### Task to complete:
Copy out each line below exactly as it appears.

[Collected data entries]
____________________

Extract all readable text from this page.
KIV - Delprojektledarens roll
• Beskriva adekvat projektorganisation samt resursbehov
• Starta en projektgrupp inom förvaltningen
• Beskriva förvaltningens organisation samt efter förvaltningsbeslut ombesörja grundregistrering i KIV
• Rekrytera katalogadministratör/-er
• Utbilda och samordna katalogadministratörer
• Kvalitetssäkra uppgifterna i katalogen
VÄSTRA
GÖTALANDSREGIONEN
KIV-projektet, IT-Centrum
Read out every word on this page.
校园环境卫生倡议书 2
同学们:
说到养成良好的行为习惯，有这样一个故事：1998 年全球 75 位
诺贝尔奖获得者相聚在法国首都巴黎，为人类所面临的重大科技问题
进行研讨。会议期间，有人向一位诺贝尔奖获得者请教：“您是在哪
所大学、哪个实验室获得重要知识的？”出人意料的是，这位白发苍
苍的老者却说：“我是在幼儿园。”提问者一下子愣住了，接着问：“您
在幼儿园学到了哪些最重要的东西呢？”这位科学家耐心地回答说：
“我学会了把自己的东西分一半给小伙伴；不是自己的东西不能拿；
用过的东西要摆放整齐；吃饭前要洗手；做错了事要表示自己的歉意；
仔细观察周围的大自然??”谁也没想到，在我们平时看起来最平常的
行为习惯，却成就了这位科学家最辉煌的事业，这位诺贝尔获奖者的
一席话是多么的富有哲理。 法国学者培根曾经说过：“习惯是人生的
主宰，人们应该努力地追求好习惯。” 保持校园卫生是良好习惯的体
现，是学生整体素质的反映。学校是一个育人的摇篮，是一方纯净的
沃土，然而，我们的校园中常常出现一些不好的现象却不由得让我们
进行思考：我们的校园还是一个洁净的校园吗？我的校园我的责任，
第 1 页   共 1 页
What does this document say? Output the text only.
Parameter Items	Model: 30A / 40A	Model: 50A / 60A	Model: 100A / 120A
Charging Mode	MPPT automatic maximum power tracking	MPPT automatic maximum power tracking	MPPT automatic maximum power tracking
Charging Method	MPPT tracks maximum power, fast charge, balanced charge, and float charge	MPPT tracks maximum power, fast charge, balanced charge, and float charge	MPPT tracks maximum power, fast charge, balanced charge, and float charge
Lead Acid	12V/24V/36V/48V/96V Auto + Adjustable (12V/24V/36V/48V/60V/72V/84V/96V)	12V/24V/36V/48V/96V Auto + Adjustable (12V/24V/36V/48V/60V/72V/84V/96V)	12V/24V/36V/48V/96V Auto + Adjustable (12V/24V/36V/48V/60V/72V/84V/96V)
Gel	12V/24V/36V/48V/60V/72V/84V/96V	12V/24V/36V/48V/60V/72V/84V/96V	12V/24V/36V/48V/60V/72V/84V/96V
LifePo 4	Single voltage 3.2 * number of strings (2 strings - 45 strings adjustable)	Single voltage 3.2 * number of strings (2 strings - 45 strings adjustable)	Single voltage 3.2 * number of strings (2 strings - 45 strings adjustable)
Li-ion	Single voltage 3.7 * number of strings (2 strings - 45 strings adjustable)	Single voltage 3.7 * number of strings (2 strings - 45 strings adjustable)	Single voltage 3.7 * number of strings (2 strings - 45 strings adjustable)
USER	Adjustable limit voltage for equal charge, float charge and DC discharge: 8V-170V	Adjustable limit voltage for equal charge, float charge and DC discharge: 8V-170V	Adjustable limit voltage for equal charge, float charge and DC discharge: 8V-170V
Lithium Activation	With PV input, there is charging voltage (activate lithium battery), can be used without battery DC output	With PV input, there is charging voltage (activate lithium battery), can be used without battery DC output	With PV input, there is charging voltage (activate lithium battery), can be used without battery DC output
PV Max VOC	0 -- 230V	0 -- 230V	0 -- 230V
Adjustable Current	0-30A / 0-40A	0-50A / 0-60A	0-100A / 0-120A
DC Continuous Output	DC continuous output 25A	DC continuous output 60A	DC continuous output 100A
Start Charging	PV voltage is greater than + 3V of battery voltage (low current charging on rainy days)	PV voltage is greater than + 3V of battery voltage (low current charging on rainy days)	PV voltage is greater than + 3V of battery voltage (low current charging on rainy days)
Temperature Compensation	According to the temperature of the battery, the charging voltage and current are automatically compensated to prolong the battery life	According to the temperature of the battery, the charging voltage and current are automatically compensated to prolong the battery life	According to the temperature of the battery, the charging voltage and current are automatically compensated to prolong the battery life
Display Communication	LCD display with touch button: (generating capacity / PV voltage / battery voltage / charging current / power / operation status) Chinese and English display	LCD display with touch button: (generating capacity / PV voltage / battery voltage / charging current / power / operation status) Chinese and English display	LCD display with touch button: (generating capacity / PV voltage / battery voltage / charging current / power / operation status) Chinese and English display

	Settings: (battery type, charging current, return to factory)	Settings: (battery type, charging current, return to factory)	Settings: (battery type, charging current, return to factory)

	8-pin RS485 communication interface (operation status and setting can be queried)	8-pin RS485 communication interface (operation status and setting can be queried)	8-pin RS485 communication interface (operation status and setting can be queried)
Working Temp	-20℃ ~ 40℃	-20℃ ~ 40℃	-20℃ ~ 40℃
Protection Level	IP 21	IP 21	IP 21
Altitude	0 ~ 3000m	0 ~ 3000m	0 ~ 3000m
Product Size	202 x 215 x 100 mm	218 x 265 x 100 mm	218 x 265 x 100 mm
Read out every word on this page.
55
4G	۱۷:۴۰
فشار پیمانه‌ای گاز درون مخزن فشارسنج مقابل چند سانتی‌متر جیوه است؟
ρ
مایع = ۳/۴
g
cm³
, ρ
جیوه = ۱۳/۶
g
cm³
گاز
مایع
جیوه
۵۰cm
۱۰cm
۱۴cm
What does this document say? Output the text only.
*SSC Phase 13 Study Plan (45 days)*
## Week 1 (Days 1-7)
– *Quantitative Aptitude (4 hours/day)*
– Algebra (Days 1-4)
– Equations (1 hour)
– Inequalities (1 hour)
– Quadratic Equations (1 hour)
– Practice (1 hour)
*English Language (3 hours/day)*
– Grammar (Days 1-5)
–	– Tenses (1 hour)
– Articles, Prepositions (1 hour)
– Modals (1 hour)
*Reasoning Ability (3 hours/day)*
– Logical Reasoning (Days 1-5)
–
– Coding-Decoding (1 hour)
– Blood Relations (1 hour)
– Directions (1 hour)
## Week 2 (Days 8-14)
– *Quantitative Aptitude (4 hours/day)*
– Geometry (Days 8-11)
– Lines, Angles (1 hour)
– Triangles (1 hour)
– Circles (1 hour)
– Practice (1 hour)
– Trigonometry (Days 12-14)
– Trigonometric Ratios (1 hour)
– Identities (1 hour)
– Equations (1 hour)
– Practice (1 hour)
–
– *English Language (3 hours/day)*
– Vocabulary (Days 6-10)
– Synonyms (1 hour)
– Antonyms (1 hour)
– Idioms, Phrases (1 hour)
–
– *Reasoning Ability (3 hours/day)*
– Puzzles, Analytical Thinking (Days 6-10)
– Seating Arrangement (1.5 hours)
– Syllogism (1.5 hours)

____________________

### Result below:
Extract all readable text from this page.
KIV - Delprojektledarens roll
• Beskriva adekvat projektorganisation samt resursbehov
• Starta en projektgrupp inom förvaltningen
• Beskriva förvaltningens organisation samt efter förvaltningsbeslut ombesörja grundregistrering i KIV
• Rekrytera katalogadministratör/-er
• Utbilda och samordna katalogadministratörer
• Kvalitetssäkra uppgifterna i katalogen
VÄSTRA
GÖTALANDSREGIONEN
KIV-projektet, IT-Centrum
Read out every word on this page.
校园环境卫生倡议书 2
同学们:
说到养成良好的行为习惯，有这样一个故事：1998 年全球 75 位
诺贝尔奖获得者相聚在法国首都巴黎，为人类所面临的重大科技问题
进行研讨。会议期间，有人向一位诺贝尔奖获得者请教：“您是在哪
所大学、哪个实验室获得重要知识的？”出人意料的是，这位白发苍
苍的老者却说：“我是在幼儿园。”提问者一下子愣住了，接着问：“您
在幼儿园学到了哪些最重要的东西呢？”这位科学家耐心地回答说：
“我学会了把自己的东西分一半给小伙伴；不是自己的东西不能拿；
用过的东西要摆放整齐；吃饭前要洗手；做错了事要表示自己的歉意；
仔细观察周围的大自然??”谁也没想到，在我们平时看起来最平常的
行为习惯，却成就了这位科学家最辉煌的事业，这位诺贝尔获奖者的
一席话是多么的富有哲理。 法国学者培根曾经说过：“习惯是人生的
主宰，人们应该努力地追求好习惯。” 保持校园卫生是良好习惯的体
现，是学生整体素质的反映。学校是一个育人的摇篮，是一方纯净的
沃土，然而，我们的校园中常常出现一些不好的现象却不由得让我们
进行思考：我们的校园还是一个洁净的校园吗？我的校园我的责任，
第 1 页   共 1 页
What does this document say? Output the text only.
Parameter Items	Model: 30A / 40A	Model: 50A / 60A	Model: 100A / 120A
Charging Mode	MPPT automatic maximum power tracking	MPPT automatic maximum power tracking	MPPT automatic maximum power tracking
Charging Method	MPPT tracks maximum power, fast charge, balanced charge, and float charge	MPPT tracks maximum power, fast charge, balanced charge, and float charge	MPPT tracks maximum power, fast charge, balanced charge, and float charge
Lead Acid	12V/24V/36V/48V/96V Auto + Adjustable (12V/24V/36V/48V/60V/72V/84V/96V)	12V/24V/36V/48V/96V Auto + Adjustable (12V/24V/36V/48V/60V/72V/84V/96V)	12V/24V/36V/48V/96V Auto + Adjustable (12V/24V/36V/48V/60V/72V/84V/96V)
Gel	12V/24V/36V/48V/60V/72V/84V/96V	12V/24V/36V/48V/60V/72V/84V/96V	12V/24V/36V/48V/60V/72V/84V/96V
LifePo 4	Single voltage 3.2 * number of strings (2 strings - 45 strings adjustable)	Single voltage 3.2 * number of strings (2 strings - 45 strings adjustable)	Single voltage 3.2 * number of strings (2 strings - 45 strings adjustable)
Li-ion	Single voltage 3.7 * number of strings (2 strings - 45 strings adjustable)	Single voltage 3.7 * number of strings (2 strings - 45 strings adjustable)	Single voltage 3.7 * number of strings (2 strings - 45 strings adjustable)
USER	Adjustable limit voltage for equal charge, float charge and DC discharge: 8V-170V	Adjustable limit voltage for equal charge, float charge and DC discharge: 8V-170V	Adjustable limit voltage for equal charge, float charge and DC discharge: 8V-170V
Lithium Activation	With PV input, there is charging voltage (activate lithium battery), can be used without battery DC output	With PV input, there is charging voltage (activate lithium battery), can be used without battery DC output	With PV input, there is charging voltage (activate lithium battery), can be used without battery DC output
PV Max VOC	0 -- 230V	0 -- 230V	0 -- 230V
Adjustable Current	0-30A / 0-40A	0-50A / 0-60A	0-100A / 0-120A
DC Continuous Output	DC continuous output 25A	DC continuous output 60A	DC continuous output 100A
Start Charging	PV voltage is greater than + 3V of battery voltage (low current charging on rainy days)	PV voltage is greater than + 3V of battery voltage (low current charging on rainy days)	PV voltage is greater than + 3V of battery voltage (low current charging on rainy days)
Temperature Compensation	According to the temperature of the battery, the charging voltage and current are automatically compensated to prolong the battery life	According to the temperature of the battery, the charging voltage and current are automatically compensated to prolong the battery life	According to the temperature of the battery, the charging voltage and current are automatically compensated to prolong the battery life
Display Communication	LCD display with touch button: (generating capacity / PV voltage / battery voltage / charging current / power / operation status) Chinese and English display	LCD display with touch button: (generating capacity / PV voltage / battery voltage / charging current / power / operation status) Chinese and English display	LCD display with touch button: (generating capacity / PV voltage / battery voltage / charging current / power / operation status) Chinese and English display

	Settings: (battery type, charging current, return to factory)	Settings: (battery type, charging current, return to factory)	Settings: (battery type, charging current, return to factory)

	8-pin RS485 communication interface (operation status and setting can be queried)	8-pin RS485 communication interface (operation status and setting can be queried)	8-pin RS485 communication interface (operation status and setting can be queried)
Working Temp	-20℃ ~ 40℃	-20℃ ~ 40℃	-20℃ ~ 40℃
Protection Level	IP 21	IP 21	IP 21
Altitude	0 ~ 3000m	0 ~ 3000m	0 ~ 3000m
Product Size	202 x 215 x 100 mm	218 x 265 x 100 mm	218 x 265 x 100 mm
Read out every word on this page.
55
4G	۱۷:۴۰
فشار پیمانه‌ای گاز درون مخزن فشارسنج مقابل چند سانتی‌متر جیوه است؟
ρ
مایع = ۳/۴
g
cm³
, ρ
جیوه = ۱۳/۶
g
cm³
گاز
مایع
جیوه
۵۰cm
۱۰cm
۱۴cm
What does this document say? Output the text only.
*SSC Phase 13 Study Plan (45 days)*
## Week 1 (Days 1-7)
– *Quantitative Aptitude (4 hours/day)*
– Algebra (Days 1-4)
– Equations (1 hour)
– Inequalities (1 hour)
– Quadratic Equations (1 hour)
– Practice (1 hour)
*English Language (3 hours/day)*
– Grammar (Days 1-5)
–	– Tenses (1 hour)
– Articles, Prepositions (1 hour)
– Modals (1 hour)
*Reasoning Ability (3 hours/day)*
– Logical Reasoning (Days 1-5)
–
– Coding-Decoding (1 hour)
– Blood Relations (1 hour)
– Directions (1 hour)
## Week 2 (Days 8-14)
– *Quantitative Aptitude (4 hours/day)*
– Geometry (Days 8-11)
– Lines, Angles (1 hour)
– Triangles (1 hour)
– Circles (1 hour)
– Practice (1 hour)
– Trigonometry (Days 12-14)
– Trigonometric Ratios (1 hour)
– Identities (1 hour)
– Equations (1 hour)
– Practice (1 hour)
–
– *English Language (3 hours/day)*
– Vocabulary (Days 6-10)
– Synonyms (1 hour)
– Antonyms (1 hour)
– Idioms, Phrases (1 hour)
–
– *Reasoning Ability (3 hours/day)*
– Puzzles, Analytical Thinking (Days 6-10)
– Seating Arrangement (1.5 hours)
– Syllogism (1.5 hours)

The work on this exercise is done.